── Data for this exercise

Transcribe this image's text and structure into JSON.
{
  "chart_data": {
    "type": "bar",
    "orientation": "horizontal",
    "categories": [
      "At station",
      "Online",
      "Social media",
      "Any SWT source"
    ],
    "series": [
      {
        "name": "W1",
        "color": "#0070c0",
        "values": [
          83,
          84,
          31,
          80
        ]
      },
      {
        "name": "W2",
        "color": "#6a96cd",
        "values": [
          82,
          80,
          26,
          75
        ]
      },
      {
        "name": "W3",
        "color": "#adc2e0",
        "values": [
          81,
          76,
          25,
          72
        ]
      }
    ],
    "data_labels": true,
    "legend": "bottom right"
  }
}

────

Short exercise:
State how many lines in the records above contain the word "color", giving only the number.

Complete output:
3